[Data records]
Begin

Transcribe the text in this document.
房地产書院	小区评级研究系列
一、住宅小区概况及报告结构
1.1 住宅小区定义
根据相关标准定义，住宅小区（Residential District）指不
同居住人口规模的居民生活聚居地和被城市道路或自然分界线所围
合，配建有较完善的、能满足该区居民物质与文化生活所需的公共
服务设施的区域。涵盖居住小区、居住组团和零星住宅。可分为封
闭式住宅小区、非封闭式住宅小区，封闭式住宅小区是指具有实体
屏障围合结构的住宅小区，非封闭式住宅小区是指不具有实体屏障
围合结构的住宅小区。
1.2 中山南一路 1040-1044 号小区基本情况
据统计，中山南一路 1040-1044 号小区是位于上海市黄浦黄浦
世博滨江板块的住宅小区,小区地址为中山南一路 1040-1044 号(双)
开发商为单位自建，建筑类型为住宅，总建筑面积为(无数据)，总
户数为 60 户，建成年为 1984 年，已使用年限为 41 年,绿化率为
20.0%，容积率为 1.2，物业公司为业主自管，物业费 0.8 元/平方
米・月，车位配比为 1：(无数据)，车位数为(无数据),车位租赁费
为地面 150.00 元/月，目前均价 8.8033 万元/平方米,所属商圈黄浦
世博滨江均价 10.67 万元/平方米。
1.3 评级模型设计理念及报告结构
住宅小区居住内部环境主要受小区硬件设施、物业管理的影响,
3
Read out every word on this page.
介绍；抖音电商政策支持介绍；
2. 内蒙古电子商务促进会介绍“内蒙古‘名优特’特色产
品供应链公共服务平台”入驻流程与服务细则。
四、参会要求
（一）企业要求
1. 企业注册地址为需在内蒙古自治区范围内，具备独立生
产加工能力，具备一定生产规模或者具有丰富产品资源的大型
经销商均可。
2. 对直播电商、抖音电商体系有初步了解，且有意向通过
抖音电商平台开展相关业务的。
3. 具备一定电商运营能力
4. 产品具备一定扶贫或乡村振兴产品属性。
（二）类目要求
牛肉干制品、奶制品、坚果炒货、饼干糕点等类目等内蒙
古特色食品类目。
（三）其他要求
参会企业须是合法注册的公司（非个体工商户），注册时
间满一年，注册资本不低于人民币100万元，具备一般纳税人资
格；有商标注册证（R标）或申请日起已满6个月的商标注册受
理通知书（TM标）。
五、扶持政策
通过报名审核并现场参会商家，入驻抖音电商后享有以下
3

End

Your task is to reproduce, exactly and exclusively, the lines from the one holding "Read out every word on this page." through the final line of the listing.

Solution:
Read out every word on this page.
介绍；抖音电商政策支持介绍；
2. 内蒙古电子商务促进会介绍“内蒙古‘名优特’特色产
品供应链公共服务平台”入驻流程与服务细则。
四、参会要求
（一）企业要求
1. 企业注册地址为需在内蒙古自治区范围内，具备独立生
产加工能力，具备一定生产规模或者具有丰富产品资源的大型
经销商均可。
2. 对直播电商、抖音电商体系有初步了解，且有意向通过
抖音电商平台开展相关业务的。
3. 具备一定电商运营能力
4. 产品具备一定扶贫或乡村振兴产品属性。
（二）类目要求
牛肉干制品、奶制品、坚果炒货、饼干糕点等类目等内蒙
古特色食品类目。
（三）其他要求
参会企业须是合法注册的公司（非个体工商户），注册时
间满一年，注册资本不低于人民币100万元，具备一般纳税人资
格；有商标注册证（R标）或申请日起已满6个月的商标注册受
理通知书（TM标）。
五、扶持政策
通过报名审核并现场参会商家，入驻抖音电商后享有以下
3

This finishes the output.